What the task requires
Omit all images. Write out the rest of the material exactly.

Provided entries
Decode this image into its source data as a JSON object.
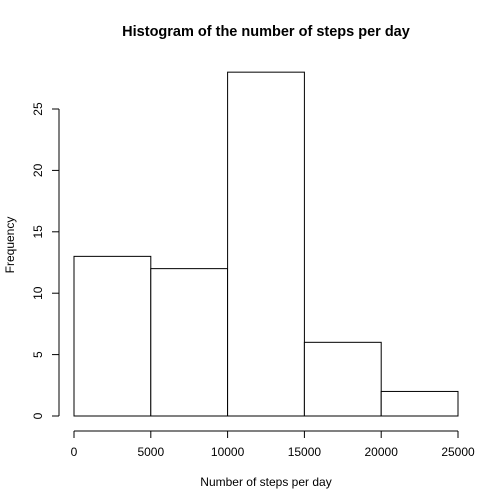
{
  "chart_data": {
    "type": "bar",
    "title": "Histogram of the number of steps per day",
    "xlabel": "Number of steps per day",
    "ylabel": "Frequency",
    "bins": [
      {
        "start": 0,
        "end": 5000,
        "count": 13
      },
      {
        "start": 5000,
        "end": 10000,
        "count": 12
      },
      {
        "start": 10000,
        "end": 15000,
        "count": 28
      },
      {
        "start": 15000,
        "end": 20000,
        "count": 6
      },
      {
        "start": 20000,
        "end": 25000,
        "count": 2
      }
    ],
    "xticks": [
      0,
      5000,
      10000,
      15000,
      20000,
      25000
    ],
    "xtick_labels": [
      "0",
      "5000",
      "10000",
      "15000",
      "20000",
      "25000"
    ],
    "yticks": [
      0,
      5,
      10,
      15,
      20,
      25
    ],
    "ytick_labels": [
      "0",
      "5",
      "10",
      "15",
      "20",
      "25"
    ],
    "xlim": [
      0,
      25000
    ],
    "ylim": [
      0,
      28
    ],
    "grid": false,
    "legend": "none"
  }
}
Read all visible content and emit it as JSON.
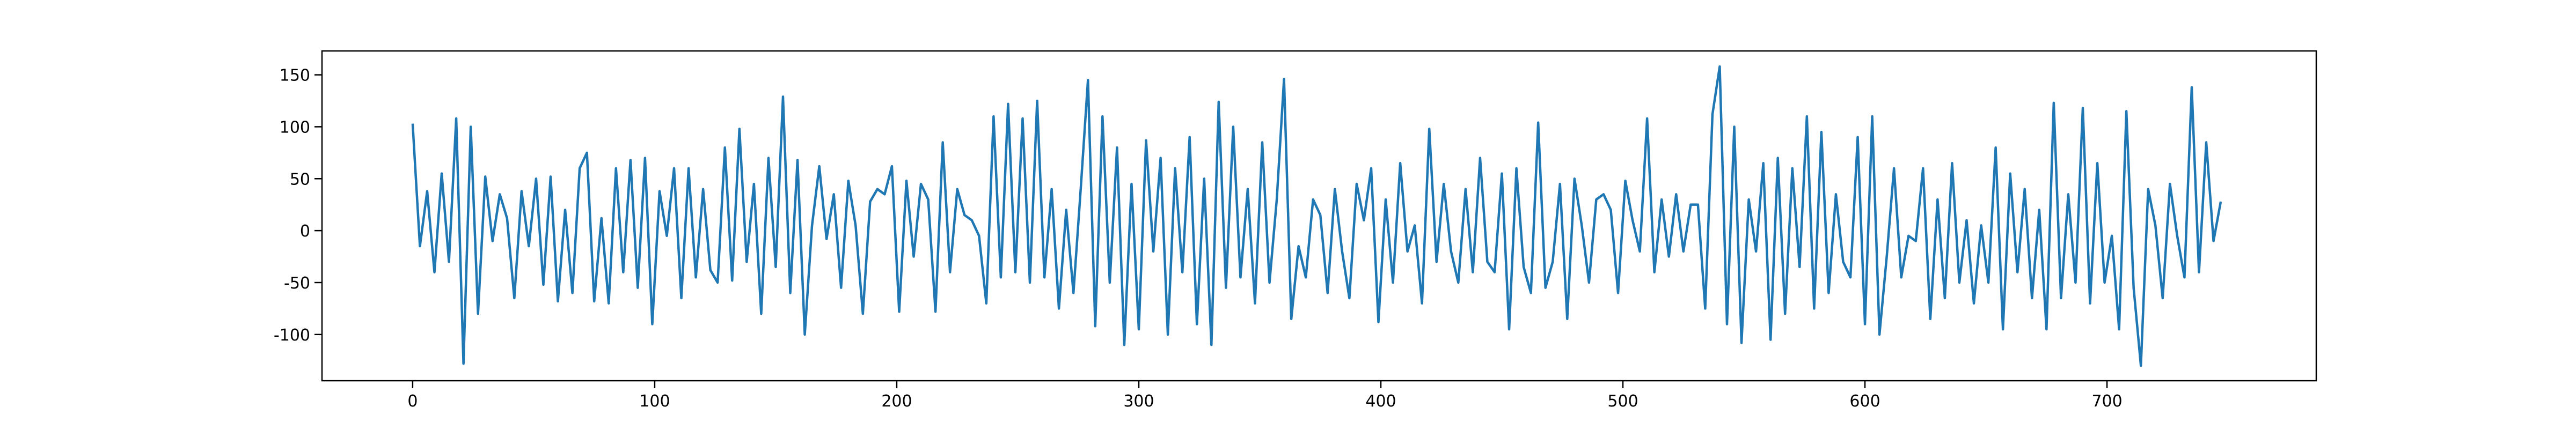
{
  "chart_data": {
    "type": "line",
    "x": [
      0,
      3,
      6,
      9,
      12,
      15,
      18,
      21,
      24,
      27,
      30,
      33,
      36,
      39,
      42,
      45,
      48,
      51,
      54,
      57,
      60,
      63,
      66,
      69,
      72,
      75,
      78,
      81,
      84,
      87,
      90,
      93,
      96,
      99,
      102,
      105,
      108,
      111,
      114,
      117,
      120,
      123,
      126,
      129,
      132,
      135,
      138,
      141,
      144,
      147,
      150,
      153,
      156,
      159,
      162,
      165,
      168,
      171,
      174,
      177,
      180,
      183,
      186,
      189,
      192,
      195,
      198,
      201,
      204,
      207,
      210,
      213,
      216,
      219,
      222,
      225,
      228,
      231,
      234,
      237,
      240,
      243,
      246,
      249,
      252,
      255,
      258,
      261,
      264,
      267,
      270,
      273,
      276,
      279,
      282,
      285,
      288,
      291,
      294,
      297,
      300,
      303,
      306,
      309,
      312,
      315,
      318,
      321,
      324,
      327,
      330,
      333,
      336,
      339,
      342,
      345,
      348,
      351,
      354,
      357,
      360,
      363,
      366,
      369,
      372,
      375,
      378,
      381,
      384,
      387,
      390,
      393,
      396,
      399,
      402,
      405,
      408,
      411,
      414,
      417,
      420,
      423,
      426,
      429,
      432,
      435,
      438,
      441,
      444,
      447,
      450,
      453,
      456,
      459,
      462,
      465,
      468,
      471,
      474,
      477,
      480,
      483,
      486,
      489,
      492,
      495,
      498,
      501,
      504,
      507,
      510,
      513,
      516,
      519,
      522,
      525,
      528,
      531,
      534,
      537,
      540,
      543,
      546,
      549,
      552,
      555,
      558,
      561,
      564,
      567,
      570,
      573,
      576,
      579,
      582,
      585,
      588,
      591,
      594,
      597,
      600,
      603,
      606,
      609,
      612,
      615,
      618,
      621,
      624,
      627,
      630,
      633,
      636,
      639,
      642,
      645,
      648,
      651,
      654,
      657,
      660,
      663,
      666,
      669,
      672,
      675,
      678,
      681,
      684,
      687,
      690,
      693,
      696,
      699,
      702,
      705,
      708,
      711,
      714,
      717,
      720,
      723,
      726,
      729,
      732,
      735,
      738,
      741,
      744,
      747
    ],
    "series": [
      {
        "color": "#1f77b4",
        "values": [
          103,
          -15,
          38,
          -40,
          55,
          -30,
          108,
          -128,
          100,
          -80,
          52,
          -10,
          35,
          12,
          -65,
          38,
          -15,
          50,
          -52,
          52,
          -68,
          20,
          -60,
          60,
          75,
          -68,
          12,
          -70,
          60,
          -40,
          68,
          -55,
          70,
          -90,
          38,
          -5,
          60,
          -65,
          60,
          -45,
          40,
          -38,
          -50,
          80,
          -48,
          98,
          -30,
          45,
          -80,
          70,
          -35,
          129,
          -60,
          68,
          -100,
          5,
          62,
          -8,
          35,
          -55,
          48,
          5,
          -80,
          28,
          40,
          35,
          62,
          -78,
          48,
          -25,
          45,
          30,
          -78,
          85,
          -40,
          40,
          15,
          10,
          -5,
          -70,
          110,
          -45,
          122,
          -40,
          108,
          -50,
          125,
          -45,
          40,
          -75,
          20,
          -60,
          40,
          145,
          -92,
          110,
          -50,
          80,
          -110,
          45,
          -95,
          87,
          -20,
          70,
          -100,
          60,
          -40,
          90,
          -90,
          50,
          -110,
          124,
          -55,
          100,
          -45,
          40,
          -70,
          85,
          -50,
          30,
          146,
          -85,
          -15,
          -45,
          30,
          15,
          -60,
          40,
          -20,
          -65,
          45,
          10,
          60,
          -88,
          30,
          -50,
          65,
          -20,
          5,
          -70,
          98,
          -30,
          45,
          -20,
          -50,
          40,
          -40,
          70,
          -30,
          -40,
          55,
          -95,
          60,
          -35,
          -60,
          104,
          -55,
          -30,
          45,
          -85,
          50,
          5,
          -50,
          30,
          35,
          20,
          -60,
          48,
          10,
          -20,
          108,
          -40,
          30,
          -25,
          35,
          -20,
          25,
          25,
          -75,
          112,
          158,
          -90,
          100,
          -108,
          30,
          -20,
          65,
          -105,
          70,
          -80,
          60,
          -35,
          110,
          -75,
          95,
          -60,
          35,
          -30,
          -45,
          90,
          -90,
          110,
          -100,
          -25,
          60,
          -45,
          -5,
          -10,
          60,
          -85,
          30,
          -65,
          65,
          -50,
          10,
          -70,
          5,
          -50,
          80,
          -95,
          55,
          -40,
          40,
          -65,
          20,
          -95,
          123,
          -65,
          35,
          -50,
          118,
          -70,
          65,
          -50,
          -5,
          -95,
          115,
          -55,
          -130,
          40,
          5,
          -65,
          45,
          -5,
          -45,
          138,
          -40,
          85,
          -10,
          28
        ]
      }
    ],
    "xlim": [
      -37.45,
      786.45
    ],
    "ylim": [
      -144.5,
      173
    ],
    "xticks": [
      0,
      100,
      200,
      300,
      400,
      500,
      600,
      700
    ],
    "yticks": [
      -100,
      -50,
      0,
      50,
      100,
      150
    ]
  }
}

Complete answer
Decode this image into its source data as a JSON object.
{
  "chart_data": {
    "type": "bar",
    "title": "Histogram of the number of steps per day",
    "xlabel": "Number of steps per day",
    "ylabel": "Frequency",
    "bins": [
      {
        "start": 0,
        "end": 5000,
        "count": 13
      },
      {
        "start": 5000,
        "end": 10000,
        "count": 12
      },
      {
        "start": 10000,
        "end": 15000,
        "count": 28
      },
      {
        "start": 15000,
        "end": 20000,
        "count": 6
      },
      {
        "start": 20000,
        "end": 25000,
        "count": 2
      }
    ],
    "xticks": [
      0,
      5000,
      10000,
      15000,
      20000,
      25000
    ],
    "xtick_labels": [
      "0",
      "5000",
      "10000",
      "15000",
      "20000",
      "25000"
    ],
    "yticks": [
      0,
      5,
      10,
      15,
      20,
      25
    ],
    "ytick_labels": [
      "0",
      "5",
      "10",
      "15",
      "20",
      "25"
    ],
    "xlim": [
      0,
      25000
    ],
    "ylim": [
      0,
      28
    ],
    "grid": false,
    "legend": "none"
  }
}
Read all visible content and emit it as JSON.
{
  "chart_data": {
    "type": "line",
    "x": [
      0,
      3,
      6,
      9,
      12,
      15,
      18,
      21,
      24,
      27,
      30,
      33,
      36,
      39,
      42,
      45,
      48,
      51,
      54,
      57,
      60,
      63,
      66,
      69,
      72,
      75,
      78,
      81,
      84,
      87,
      90,
      93,
      96,
      99,
      102,
      105,
      108,
      111,
      114,
      117,
      120,
      123,
      126,
      129,
      132,
      135,
      138,
      141,
      144,
      147,
      150,
      153,
      156,
      159,
      162,
      165,
      168,
      171,
      174,
      177,
      180,
      183,
      186,
      189,
      192,
      195,
      198,
      201,
      204,
      207,
      210,
      213,
      216,
      219,
      222,
      225,
      228,
      231,
      234,
      237,
      240,
      243,
      246,
      249,
      252,
      255,
      258,
      261,
      264,
      267,
      270,
      273,
      276,
      279,
      282,
      285,
      288,
      291,
      294,
      297,
      300,
      303,
      306,
      309,
      312,
      315,
      318,
      321,
      324,
      327,
      330,
      333,
      336,
      339,
      342,
      345,
      348,
      351,
      354,
      357,
      360,
      363,
      366,
      369,
      372,
      375,
      378,
      381,
      384,
      387,
      390,
      393,
      396,
      399,
      402,
      405,
      408,
      411,
      414,
      417,
      420,
      423,
      426,
      429,
      432,
      435,
      438,
      441,
      444,
      447,
      450,
      453,
      456,
      459,
      462,
      465,
      468,
      471,
      474,
      477,
      480,
      483,
      486,
      489,
      492,
      495,
      498,
      501,
      504,
      507,
      510,
      513,
      516,
      519,
      522,
      525,
      528,
      531,
      534,
      537,
      540,
      543,
      546,
      549,
      552,
      555,
      558,
      561,
      564,
      567,
      570,
      573,
      576,
      579,
      582,
      585,
      588,
      591,
      594,
      597,
      600,
      603,
      606,
      609,
      612,
      615,
      618,
      621,
      624,
      627,
      630,
      633,
      636,
      639,
      642,
      645,
      648,
      651,
      654,
      657,
      660,
      663,
      666,
      669,
      672,
      675,
      678,
      681,
      684,
      687,
      690,
      693,
      696,
      699,
      702,
      705,
      708,
      711,
      714,
      717,
      720,
      723,
      726,
      729,
      732,
      735,
      738,
      741,
      744,
      747
    ],
    "series": [
      {
        "color": "#1f77b4",
        "values": [
          103,
          -15,
          38,
          -40,
          55,
          -30,
          108,
          -128,
          100,
          -80,
          52,
          -10,
          35,
          12,
          -65,
          38,
          -15,
          50,
          -52,
          52,
          -68,
          20,
          -60,
          60,
          75,
          -68,
          12,
          -70,
          60,
          -40,
          68,
          -55,
          70,
          -90,
          38,
          -5,
          60,
          -65,
          60,
          -45,
          40,
          -38,
          -50,
          80,
          -48,
          98,
          -30,
          45,
          -80,
          70,
          -35,
          129,
          -60,
          68,
          -100,
          5,
          62,
          -8,
          35,
          -55,
          48,
          5,
          -80,
          28,
          40,
          35,
          62,
          -78,
          48,
          -25,
          45,
          30,
          -78,
          85,
          -40,
          40,
          15,
          10,
          -5,
          -70,
          110,
          -45,
          122,
          -40,
          108,
          -50,
          125,
          -45,
          40,
          -75,
          20,
          -60,
          40,
          145,
          -92,
          110,
          -50,
          80,
          -110,
          45,
          -95,
          87,
          -20,
          70,
          -100,
          60,
          -40,
          90,
          -90,
          50,
          -110,
          124,
          -55,
          100,
          -45,
          40,
          -70,
          85,
          -50,
          30,
          146,
          -85,
          -15,
          -45,
          30,
          15,
          -60,
          40,
          -20,
          -65,
          45,
          10,
          60,
          -88,
          30,
          -50,
          65,
          -20,
          5,
          -70,
          98,
          -30,
          45,
          -20,
          -50,
          40,
          -40,
          70,
          -30,
          -40,
          55,
          -95,
          60,
          -35,
          -60,
          104,
          -55,
          -30,
          45,
          -85,
          50,
          5,
          -50,
          30,
          35,
          20,
          -60,
          48,
          10,
          -20,
          108,
          -40,
          30,
          -25,
          35,
          -20,
          25,
          25,
          -75,
          112,
          158,
          -90,
          100,
          -108,
          30,
          -20,
          65,
          -105,
          70,
          -80,
          60,
          -35,
          110,
          -75,
          95,
          -60,
          35,
          -30,
          -45,
          90,
          -90,
          110,
          -100,
          -25,
          60,
          -45,
          -5,
          -10,
          60,
          -85,
          30,
          -65,
          65,
          -50,
          10,
          -70,
          5,
          -50,
          80,
          -95,
          55,
          -40,
          40,
          -65,
          20,
          -95,
          123,
          -65,
          35,
          -50,
          118,
          -70,
          65,
          -50,
          -5,
          -95,
          115,
          -55,
          -130,
          40,
          5,
          -65,
          45,
          -5,
          -45,
          138,
          -40,
          85,
          -10,
          28
        ]
      }
    ],
    "xlim": [
      -37.45,
      786.45
    ],
    "ylim": [
      -144.5,
      173
    ],
    "xticks": [
      0,
      100,
      200,
      300,
      400,
      500,
      600,
      700
    ],
    "yticks": [
      -100,
      -50,
      0,
      50,
      100,
      150
    ]
  }
}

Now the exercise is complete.